• **Exercise set**:
1: Using the installation post, decide whether each statement agrees with the text: (a) the same paint color looks darker and greener in the north-facing bedroom; (b) the living room rug turned out not to fit; (c) the wood blinds went up without any trouble. Answer yes or no for each, and quote the words that decide it.
2: According to the installation post, what paint color is used in the two back bedrooms?

──────── Source passage ────────

Interior Design Isn’t For The Faint of Heart

freaking-out-over-your-paint-colors

Today was day-one of a two-day installation.

It doesn’t always work out that way, but this time it did.

I was a bit apprehensive because the home, built in the 30’s while reeking of charm, is full of anomalies and sometimes that can mean a problem or two.

But no matter, I figure whatever happens can get fixed.

C and H showed up to begin the window installation.

Old home + Old windows = Weirdness. (sometimes)

Laurel made a mistake and gave the wrong measurements for the MBR windows. It’s getting fixed. I just looked at the wrong column; not the end of the world.

The shades for the sunroom/family room went up like a dream.

hanging-roman-shades-bunny-williams-rug-dash-and-albert

quadrille-roman-shade

The wood blinds were a little temperamental. They really would’ve preferred a deeper inset, but we worked it out. They are secure.

While we were putting up the blinds in the two tiny back bedrooms, I noticed an interesting phenomenon.

revere-pewter-north-south-faving

Both rooms are painted the SAME color. We love it in both rooms but it looks different in each room. It is definitely darker and greener in the north facing room. (on the right, duh) This is why I say, “test, test, test” and do not test on the wall! Paint it (two coats) on poster board and move it around.

Oh, you want to know the color?

Sure. It’s Benjamin Moore Revere Pewter hc-172

During all of this, downstairs J and J, rug and carpet installers extraordinaire showed up to lay the three big area rugs. The first is the wonderful Bunny Williams Jute rug for Dash and Albert. (first photo) Easy as can be and the 10 x 13 is the perfect size for the room!

Next. The living room. Because the fireplace juts out so far into the room, I decided to do a cut-out.

I measured three times. Yes, three times. That is not unusual.

The head J called me in from the next room.

“Laurel, the rug doesn’t fit.”

I gulped. I see money hemorrhaging out of my bank account. Then, I looked at the fireplace. I asked them if they realized that there is a cutout? No, they did not. Phew!

laying-seagrass-rug-interior-design

Here are the J’s hard at work laying down the sea grass over a luxurious felt padding.

It is perfect!

However, here is why Interior Design Isn’t For the Faint of Heart

The dining room.

For some reason the contractor’s guy decided to fix the fireplace hearth—TODAY– and not just today, but at the exact same time that we’re trying to lay the rug down! The mason-guy had just started but he needed to stop which he did, (reluctantly) Great. Now we had wet cement in way too close proximity for our brand new rug! (yes, we covered it up!)

But there’s more.

While the living room is perfect, the dining room rug was not. Another cutout for the corner fireplace. I measured VERY carefully. My lovely clients helped me. We CAREFULLY calculated  and accounted for every inch. As careful, careful as I am, the situation is not straight forward, but this one isn’t a huge deal. I’ve had a lot worse!

seagrass-rug

Here ya go. Difficult to see here, but it doesn’t fall the line properly of the fireplace.

After 25 years, I learned something new. You can have wide binding sewn on site! Next time, that’s what I’ll do!

──────── Dataset ────────

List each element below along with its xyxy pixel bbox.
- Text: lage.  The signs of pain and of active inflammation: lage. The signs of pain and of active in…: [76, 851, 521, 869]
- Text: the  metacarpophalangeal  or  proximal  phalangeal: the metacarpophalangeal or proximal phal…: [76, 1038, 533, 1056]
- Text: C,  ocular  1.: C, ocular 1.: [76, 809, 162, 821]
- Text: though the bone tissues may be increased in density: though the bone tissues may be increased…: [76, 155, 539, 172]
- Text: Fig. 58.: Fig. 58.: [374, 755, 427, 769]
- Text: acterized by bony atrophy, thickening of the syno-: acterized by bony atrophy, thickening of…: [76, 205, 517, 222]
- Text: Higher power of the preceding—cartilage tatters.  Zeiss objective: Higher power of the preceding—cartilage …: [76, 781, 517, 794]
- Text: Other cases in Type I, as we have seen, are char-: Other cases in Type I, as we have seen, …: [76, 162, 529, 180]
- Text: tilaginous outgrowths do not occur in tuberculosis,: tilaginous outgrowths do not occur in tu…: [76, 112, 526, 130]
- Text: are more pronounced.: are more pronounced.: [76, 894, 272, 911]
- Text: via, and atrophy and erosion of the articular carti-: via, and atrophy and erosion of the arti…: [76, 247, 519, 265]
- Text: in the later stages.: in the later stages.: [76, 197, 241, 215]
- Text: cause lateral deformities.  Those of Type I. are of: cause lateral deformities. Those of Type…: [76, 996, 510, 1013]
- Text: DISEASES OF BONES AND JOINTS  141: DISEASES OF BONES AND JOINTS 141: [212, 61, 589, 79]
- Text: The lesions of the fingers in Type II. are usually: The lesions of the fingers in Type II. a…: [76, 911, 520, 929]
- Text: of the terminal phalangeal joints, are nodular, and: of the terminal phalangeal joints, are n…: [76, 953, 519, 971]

────────

• **Answers to the exercises**:
1:
(a) Yes: "It is definitely darker and greener in the north facing room."
(b) No: "It is perfect!"
(c) No: "The wood blinds were a little temperamental."

2: Benjamin Moore Revere Pewter hc-172.